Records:
+ + +
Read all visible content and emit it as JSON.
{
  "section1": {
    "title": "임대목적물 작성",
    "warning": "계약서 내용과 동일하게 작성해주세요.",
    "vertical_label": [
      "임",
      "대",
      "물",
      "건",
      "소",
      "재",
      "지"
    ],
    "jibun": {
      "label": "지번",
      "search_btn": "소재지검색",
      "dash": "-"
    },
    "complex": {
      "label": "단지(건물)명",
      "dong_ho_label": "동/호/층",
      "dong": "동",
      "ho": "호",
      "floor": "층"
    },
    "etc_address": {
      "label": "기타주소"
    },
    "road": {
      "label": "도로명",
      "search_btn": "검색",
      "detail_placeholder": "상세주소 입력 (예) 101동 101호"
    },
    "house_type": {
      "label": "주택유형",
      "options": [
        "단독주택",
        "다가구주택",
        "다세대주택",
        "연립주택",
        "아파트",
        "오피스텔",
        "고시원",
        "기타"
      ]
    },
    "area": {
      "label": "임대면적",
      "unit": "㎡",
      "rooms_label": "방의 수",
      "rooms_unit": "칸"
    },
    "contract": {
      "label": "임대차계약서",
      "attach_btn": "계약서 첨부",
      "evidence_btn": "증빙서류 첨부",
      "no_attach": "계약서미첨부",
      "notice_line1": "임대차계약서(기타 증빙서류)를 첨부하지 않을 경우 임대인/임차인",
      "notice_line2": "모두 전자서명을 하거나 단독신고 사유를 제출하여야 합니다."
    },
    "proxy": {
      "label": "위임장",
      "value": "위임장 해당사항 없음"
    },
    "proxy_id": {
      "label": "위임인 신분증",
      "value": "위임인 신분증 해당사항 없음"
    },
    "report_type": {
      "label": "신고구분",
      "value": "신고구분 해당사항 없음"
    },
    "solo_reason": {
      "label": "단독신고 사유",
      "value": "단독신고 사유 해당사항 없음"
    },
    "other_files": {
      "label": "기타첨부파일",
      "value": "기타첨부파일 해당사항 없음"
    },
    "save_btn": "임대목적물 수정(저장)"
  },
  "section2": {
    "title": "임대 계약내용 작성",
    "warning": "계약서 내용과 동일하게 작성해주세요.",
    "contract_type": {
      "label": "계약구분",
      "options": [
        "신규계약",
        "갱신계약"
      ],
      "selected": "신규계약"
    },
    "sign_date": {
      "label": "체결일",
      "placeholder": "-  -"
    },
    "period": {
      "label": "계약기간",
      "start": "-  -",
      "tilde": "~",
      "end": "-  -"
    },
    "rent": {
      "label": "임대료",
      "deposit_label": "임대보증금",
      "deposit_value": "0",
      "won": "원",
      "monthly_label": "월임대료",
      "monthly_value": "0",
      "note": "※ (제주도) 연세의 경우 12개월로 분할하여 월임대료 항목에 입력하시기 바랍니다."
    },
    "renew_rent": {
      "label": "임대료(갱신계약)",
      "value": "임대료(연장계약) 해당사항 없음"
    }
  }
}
+ + +
The listing above must be transcribed exactly, line by line.

Read all visible content and emit it as JSON.
{
  "section1": {
    "title": "임대목적물 작성",
    "warning": "계약서 내용과 동일하게 작성해주세요.",
    "vertical_label": [
      "임",
      "대",
      "물",
      "건",
      "소",
      "재",
      "지"
    ],
    "jibun": {
      "label": "지번",
      "search_btn": "소재지검색",
      "dash": "-"
    },
    "complex": {
      "label": "단지(건물)명",
      "dong_ho_label": "동/호/층",
      "dong": "동",
      "ho": "호",
      "floor": "층"
    },
    "etc_address": {
      "label": "기타주소"
    },
    "road": {
      "label": "도로명",
      "search_btn": "검색",
      "detail_placeholder": "상세주소 입력 (예) 101동 101호"
    },
    "house_type": {
      "label": "주택유형",
      "options": [
        "단독주택",
        "다가구주택",
        "다세대주택",
        "연립주택",
        "아파트",
        "오피스텔",
        "고시원",
        "기타"
      ]
    },
    "area": {
      "label": "임대면적",
      "unit": "㎡",
      "rooms_label": "방의 수",
      "rooms_unit": "칸"
    },
    "contract": {
      "label": "임대차계약서",
      "attach_btn": "계약서 첨부",
      "evidence_btn": "증빙서류 첨부",
      "no_attach": "계약서미첨부",
      "notice_line1": "임대차계약서(기타 증빙서류)를 첨부하지 않을 경우 임대인/임차인",
      "notice_line2": "모두 전자서명을 하거나 단독신고 사유를 제출하여야 합니다."
    },
    "proxy": {
      "label": "위임장",
      "value": "위임장 해당사항 없음"
    },
    "proxy_id": {
      "label": "위임인 신분증",
      "value": "위임인 신분증 해당사항 없음"
    },
    "report_type": {
      "label": "신고구분",
      "value": "신고구분 해당사항 없음"
    },
    "solo_reason": {
      "label": "단독신고 사유",
      "value": "단독신고 사유 해당사항 없음"
    },
    "other_files": {
      "label": "기타첨부파일",
      "value": "기타첨부파일 해당사항 없음"
    },
    "save_btn": "임대목적물 수정(저장)"
  },
  "section2": {
    "title": "임대 계약내용 작성",
    "warning": "계약서 내용과 동일하게 작성해주세요.",
    "contract_type": {
      "label": "계약구분",
      "options": [
        "신규계약",
        "갱신계약"
      ],
      "selected": "신규계약"
    },
    "sign_date": {
      "label": "체결일",
      "placeholder": "-  -"
    },
    "period": {
      "label": "계약기간",
      "start": "-  -",
      "tilde": "~",
      "end": "-  -"
    },
    "rent": {
      "label": "임대료",
      "deposit_label": "임대보증금",
      "deposit_value": "0",
      "won": "원",
      "monthly_label": "월임대료",
      "monthly_value": "0",
      "note": "※ (제주도) 연세의 경우 12개월로 분할하여 월임대료 항목에 입력하시기 바랍니다."
    },
    "renew_rent": {
      "label": "임대료(갱신계약)",
      "value": "임대료(연장계약) 해당사항 없음"
    }
  }
}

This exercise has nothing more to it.